- **読解文**
%%

安城市は明治用水が開通してから水田が開かれ、日本のデンマークと呼ばれるほどになった。これを取り上げようというと先生方は小学校の「既習事項」だという。では本当に生徒たちが明治用水や農業のことを深く知っているだろうか。明治用水は一時、工業用水や生活廃水などの影響で白く濁った時期があり、住民の粘り強い運動で回復してきた歴史もある。

明治用水を取水する矢作川の源流の長野県根羽村には、安城市の茶臼山野外センターがあり、1年生はそこで4泊5日の自然教室を行なう。このときは矢作川を遡って、その源流域にあるキャンプ場まで歩いていく。子どもたちは自然教室に出かける日、剪定枝を1本もっていって、炭焼き伝道師の杉浦銀治先生のご指導で炭焼きをする。そしてできた炭を植穴に入れてブナの苗木を植林する。山を守ることが水を守ることであることを体で学んでいく。

こうした体験をした生徒たちは学校にドラム缶の窯をつくった。七夕祭りで使用ずみになった竹や剪定枝を集めて炭を焼き、水質浄化や農園の土壌改良に役立てるほか、Aコープの産直コーナーでも販売している。本校には無農薬・無化学肥料で野菜を栽培する自然農法農園があり、炭はそこにも入れられる。学校給食の生ゴミもぼかし肥とまぜて堆肥化して利用している。生徒たちは早起きして、始業前に穫れた野菜を出荷する。アンケートをつくってお客さんの要望を調べたりしながら、現実の経済にもかかわっていく。

%%

- **課題の指示**
上の明治用水に関する文章から、「こうした体験をした生徒たちは」から「実の経済にもかかわっていく。」までのすべてを、一字も変えずに打ち直しなさい。

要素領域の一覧
%%

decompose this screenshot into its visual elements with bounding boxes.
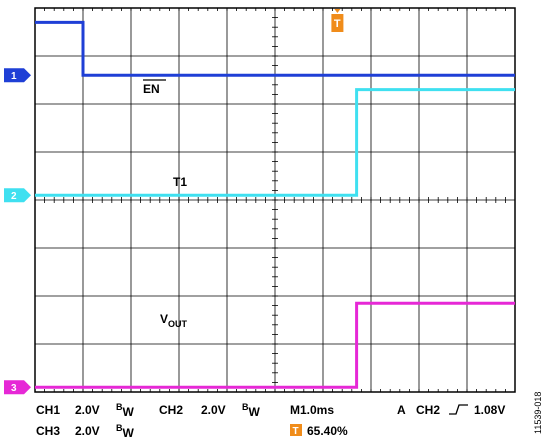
status-readout: CH1 2.0V BW CH2 2.0V BW M1.0ms A CH2 1.0… xyxy=(36,402,505,440)
en-label: EN xyxy=(143,82,160,96)
trigger-arrow xyxy=(334,9,341,13)
trigger-prefix: A xyxy=(397,403,406,417)
channel-2-marker: 2 xyxy=(4,188,31,203)
trace-t1 xyxy=(35,88,515,197)
channel-markers: 1 2 3 T xyxy=(4,9,344,395)
channel-1-marker: 1 xyxy=(4,68,31,83)
trigger-position-icon xyxy=(290,424,302,436)
trigger-channel: CH2 xyxy=(416,403,440,417)
channel-marker-shape xyxy=(4,68,31,83)
channel-marker-shape xyxy=(4,380,31,395)
t1-label: T1 xyxy=(173,175,187,189)
channel-3-marker: 3 xyxy=(4,380,31,395)
rising-edge-icon xyxy=(449,404,468,415)
channel-marker-label: 2 xyxy=(11,191,17,202)
graticule xyxy=(34,7,516,393)
ch2-scale: 2.0V xyxy=(201,403,226,417)
timebase: M1.0ms xyxy=(290,403,334,417)
channel-marker-label: 3 xyxy=(11,383,17,394)
trigger-position-icon-letter: T xyxy=(293,426,299,437)
trigger-letter: T xyxy=(334,18,341,30)
ch1-bw: BW xyxy=(116,402,135,419)
ch2-bw: BW xyxy=(242,402,261,419)
trigger-box xyxy=(331,14,344,32)
ch1-scale: 2.0V xyxy=(75,403,100,417)
figure-id: 11539-018 xyxy=(533,392,543,434)
ch3-bw: BW xyxy=(116,423,135,440)
ch1-label: CH1 xyxy=(36,403,60,417)
ch3-scale: 2.0V xyxy=(75,424,100,438)
trigger-position-marker: T xyxy=(331,9,344,32)
trace-vout xyxy=(35,301,515,389)
trigger-level: 1.08V xyxy=(474,403,505,417)
channel-marker-shape xyxy=(4,188,31,203)
ch3-label: CH3 xyxy=(36,424,60,438)
channel-marker-label: 1 xyxy=(11,71,17,82)
ch2-label: CH2 xyxy=(159,403,183,417)
trigger-position: 65.40% xyxy=(307,424,348,438)
vout-label: VOUT xyxy=(160,312,188,329)
trace-en xyxy=(35,20,515,77)
waveform-traces xyxy=(35,20,515,389)
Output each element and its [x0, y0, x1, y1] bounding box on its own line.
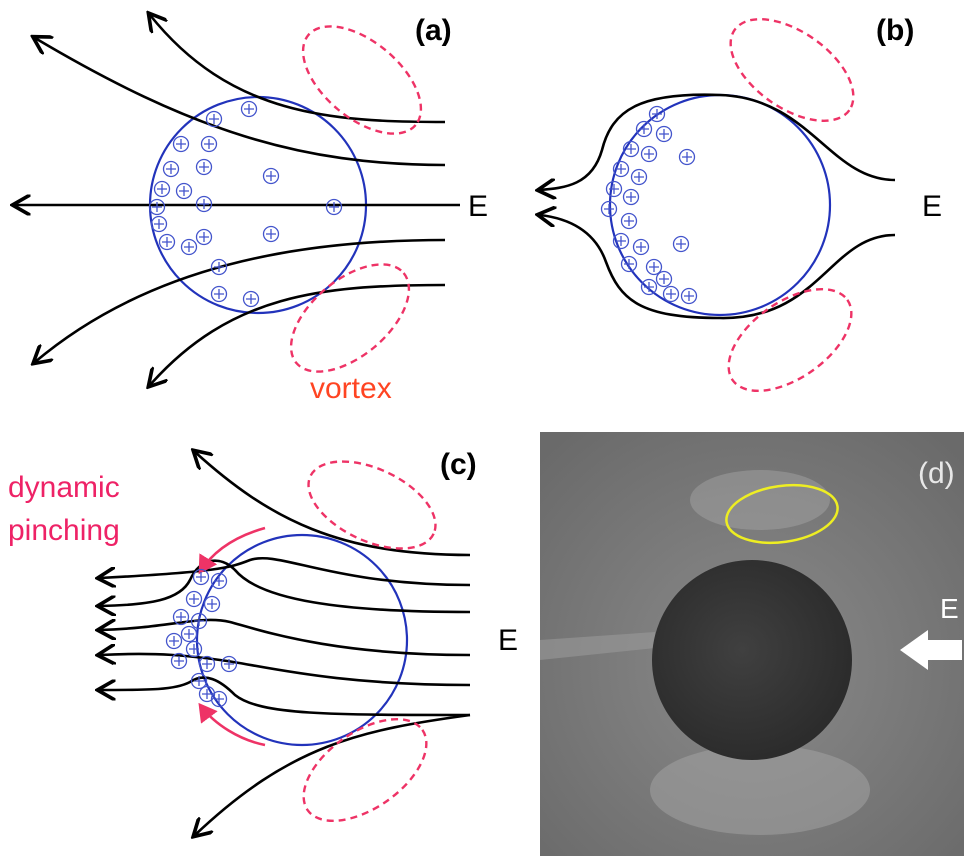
panel-a: (a) E vortex [15, 6, 488, 405]
annotation: vortex [310, 372, 392, 405]
field-line [100, 561, 470, 612]
vortex [286, 699, 444, 842]
field-line [35, 240, 445, 362]
field-line [100, 620, 470, 655]
panel-label: (a) [415, 14, 452, 47]
ions [602, 107, 697, 304]
annotation: pinching [8, 514, 120, 547]
panel-c: (c) E dynamic pinching [8, 444, 518, 842]
field-label: E [498, 624, 518, 657]
photo-glow [690, 470, 830, 530]
vortex [272, 244, 428, 392]
field-line [100, 654, 470, 685]
panel-d: (d) E [540, 432, 964, 856]
panel-label: (d) [918, 457, 955, 490]
field-label: E [468, 190, 488, 223]
field-line [150, 15, 445, 122]
field-line [35, 38, 445, 165]
field-label: E [922, 190, 942, 223]
field-line [540, 95, 895, 190]
field-line [150, 285, 445, 385]
panel-label: (b) [876, 14, 914, 47]
field-line [540, 215, 895, 318]
field-line [100, 558, 470, 585]
panel-label: (c) [440, 448, 477, 481]
field-line [195, 715, 470, 835]
vortex [295, 444, 449, 567]
figure: (a) E vortex (b) E [0, 0, 964, 856]
annotation: dynamic [8, 471, 120, 504]
pinch-arrow [200, 705, 265, 745]
particle-photo [652, 560, 852, 760]
field-label: E [940, 593, 959, 624]
panel-b: (b) E [540, 0, 942, 411]
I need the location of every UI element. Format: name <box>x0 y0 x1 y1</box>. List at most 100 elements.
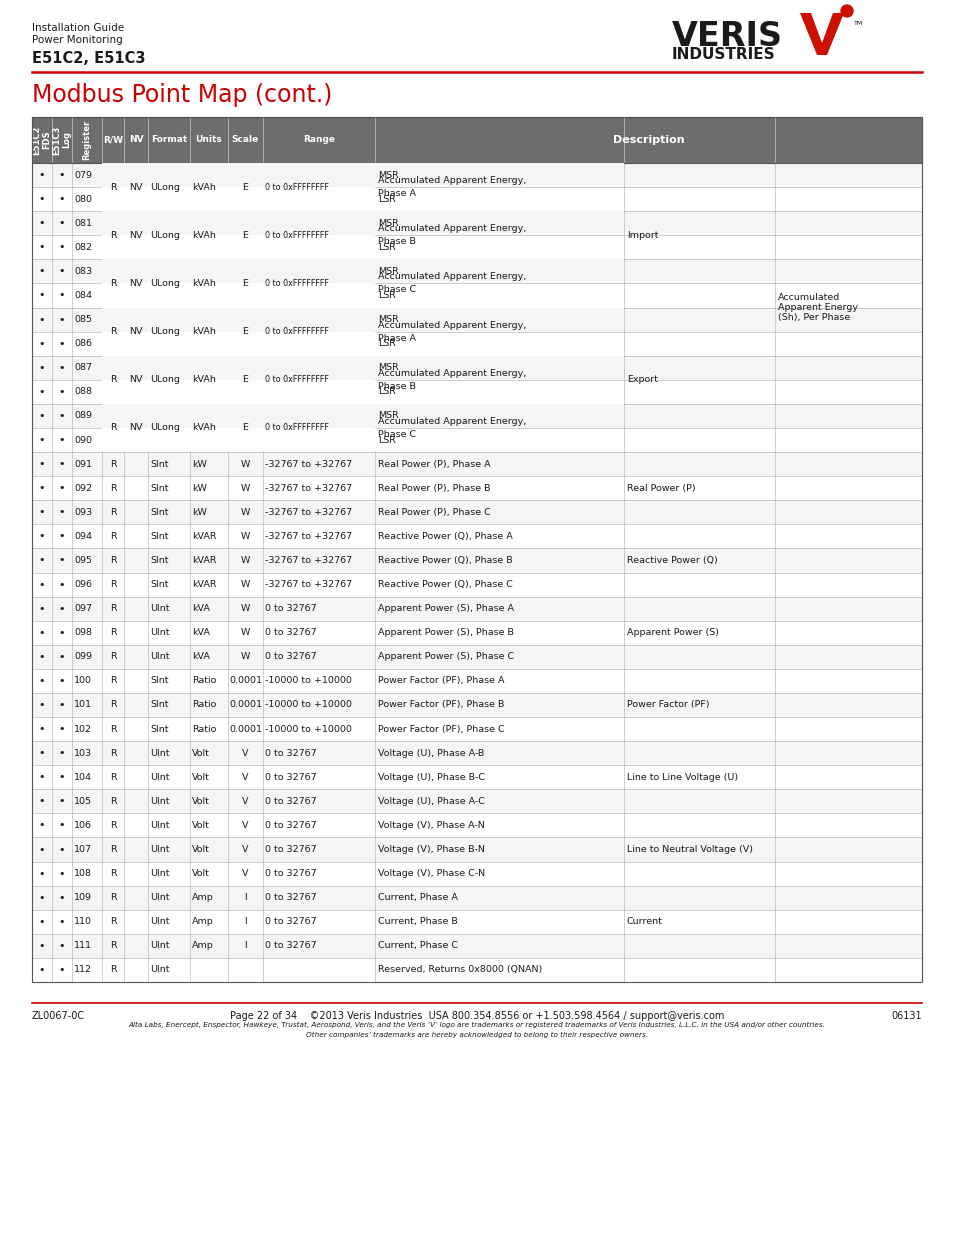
Bar <box>32 693 921 718</box>
Text: R: R <box>110 375 116 384</box>
Text: Reactive Power (Q), Phase A: Reactive Power (Q), Phase A <box>377 532 512 541</box>
Bar <box>32 718 921 741</box>
Text: UInt: UInt <box>150 941 170 951</box>
Bar <box>375 163 623 186</box>
Text: Power Monitoring: Power Monitoring <box>32 35 123 44</box>
Text: •: • <box>59 315 65 325</box>
Text: •: • <box>39 676 45 685</box>
Text: UInt: UInt <box>150 629 170 637</box>
Bar <box>102 332 375 356</box>
Text: Ratio: Ratio <box>192 700 216 709</box>
Bar <box>102 308 375 332</box>
Text: -10000 to +10000: -10000 to +10000 <box>265 725 352 734</box>
Text: Real Power (P): Real Power (P) <box>626 484 695 493</box>
Text: kVAh: kVAh <box>192 424 215 432</box>
Text: •: • <box>39 556 45 566</box>
Text: Apparent Power (S), Phase B: Apparent Power (S), Phase B <box>377 629 514 637</box>
Text: •: • <box>39 652 45 662</box>
Bar <box>375 356 623 380</box>
Text: W: W <box>240 508 250 516</box>
Text: R: R <box>110 652 116 661</box>
Text: •: • <box>59 219 65 228</box>
Bar <box>32 645 921 669</box>
Text: •: • <box>59 627 65 637</box>
Text: •: • <box>39 845 45 855</box>
Text: Power Factor (PF): Power Factor (PF) <box>626 700 709 709</box>
Bar <box>32 525 921 548</box>
Text: •: • <box>59 338 65 348</box>
Text: 106: 106 <box>74 821 91 830</box>
Text: SInt: SInt <box>150 677 169 685</box>
Text: 080: 080 <box>74 195 91 204</box>
Text: •: • <box>59 676 65 685</box>
Text: 088: 088 <box>74 388 91 396</box>
Text: Units: Units <box>195 136 222 144</box>
Text: 0 to 32767: 0 to 32767 <box>265 869 316 878</box>
Text: 084: 084 <box>74 291 91 300</box>
Text: 104: 104 <box>74 773 91 782</box>
Text: •: • <box>59 290 65 300</box>
Text: •: • <box>39 941 45 951</box>
Bar <box>32 862 921 885</box>
Text: E51C2, E51C3: E51C2, E51C3 <box>32 51 146 65</box>
Text: Accumulated Apparent Energy,: Accumulated Apparent Energy, <box>377 321 526 330</box>
Text: Range: Range <box>303 136 335 144</box>
Text: Volt: Volt <box>192 748 210 757</box>
Bar <box>102 235 375 259</box>
Text: ULong: ULong <box>150 231 180 240</box>
Text: 086: 086 <box>74 340 91 348</box>
Text: Modbus Point Map (cont.): Modbus Point Map (cont.) <box>32 83 332 107</box>
Text: Reactive Power (Q), Phase C: Reactive Power (Q), Phase C <box>377 580 513 589</box>
Bar <box>375 211 623 235</box>
Text: •: • <box>39 579 45 589</box>
Text: Real Power (P), Phase A: Real Power (P), Phase A <box>377 459 490 468</box>
Text: Volt: Volt <box>192 821 210 830</box>
Text: 0 to 0xFFFFFFFF: 0 to 0xFFFFFFFF <box>265 183 329 191</box>
Text: W: W <box>240 652 250 661</box>
Text: •: • <box>39 797 45 806</box>
Text: 0 to 0xFFFFFFFF: 0 to 0xFFFFFFFF <box>265 327 329 336</box>
Bar <box>32 814 921 837</box>
Text: -32767 to +32767: -32767 to +32767 <box>265 580 352 589</box>
Bar <box>32 284 921 308</box>
Text: R: R <box>110 677 116 685</box>
Text: •: • <box>59 579 65 589</box>
Text: kVAR: kVAR <box>192 532 216 541</box>
Text: 082: 082 <box>74 243 91 252</box>
Text: R: R <box>110 532 116 541</box>
Text: •: • <box>59 724 65 734</box>
Text: kVA: kVA <box>192 629 210 637</box>
Text: MSR: MSR <box>377 363 398 372</box>
Text: UInt: UInt <box>150 845 170 855</box>
Text: •: • <box>59 652 65 662</box>
Bar <box>375 186 623 211</box>
Text: Amp: Amp <box>192 918 213 926</box>
Text: V: V <box>242 845 249 855</box>
Bar <box>32 741 921 766</box>
Text: Voltage (V), Phase C-N: Voltage (V), Phase C-N <box>377 869 485 878</box>
Text: •: • <box>39 748 45 758</box>
Text: Current: Current <box>626 918 662 926</box>
Text: 097: 097 <box>74 604 91 613</box>
Bar <box>32 235 921 259</box>
Text: R: R <box>110 629 116 637</box>
Text: 090: 090 <box>74 436 91 445</box>
Text: 083: 083 <box>74 267 92 275</box>
Text: W: W <box>240 604 250 613</box>
Bar <box>32 452 921 477</box>
Text: Ratio: Ratio <box>192 677 216 685</box>
Text: SInt: SInt <box>150 484 169 493</box>
Text: 109: 109 <box>74 893 91 903</box>
Text: 095: 095 <box>74 556 91 564</box>
Text: 0 to 32767: 0 to 32767 <box>265 773 316 782</box>
Bar <box>32 211 921 235</box>
Bar <box>102 259 375 284</box>
Text: LSR: LSR <box>377 388 395 396</box>
Text: 0.0001: 0.0001 <box>229 725 262 734</box>
Text: NV: NV <box>129 183 143 191</box>
Text: •: • <box>39 242 45 252</box>
Text: W: W <box>240 459 250 468</box>
Text: •: • <box>59 556 65 566</box>
Text: Reserved, Returns 0x8000 (QNAN): Reserved, Returns 0x8000 (QNAN) <box>377 966 541 974</box>
Text: 0 to 0xFFFFFFFF: 0 to 0xFFFFFFFF <box>265 231 329 240</box>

%%

- **完成した課題**
こうした体験をした生徒たちは学校にドラム缶の窯をつくった。七夕祭りで使用ずみになった竹や剪定枝を集めて炭を焼き、水質浄化や農園の土壌改良に役立てるほか、Aコープの産直コーナーでも販売している。本校には無農薬・無化学肥料で野菜を栽培する自然農法農園があり、炭はそこにも入れられる。学校給食の生ゴミもぼかし肥とまぜて堆肥化して利用している。生徒たちは早起きして、始業前に穫れた野菜を出荷する。アンケートをつくってお客さんの要望を調べたりしながら、現実の経済にもかかわっていく。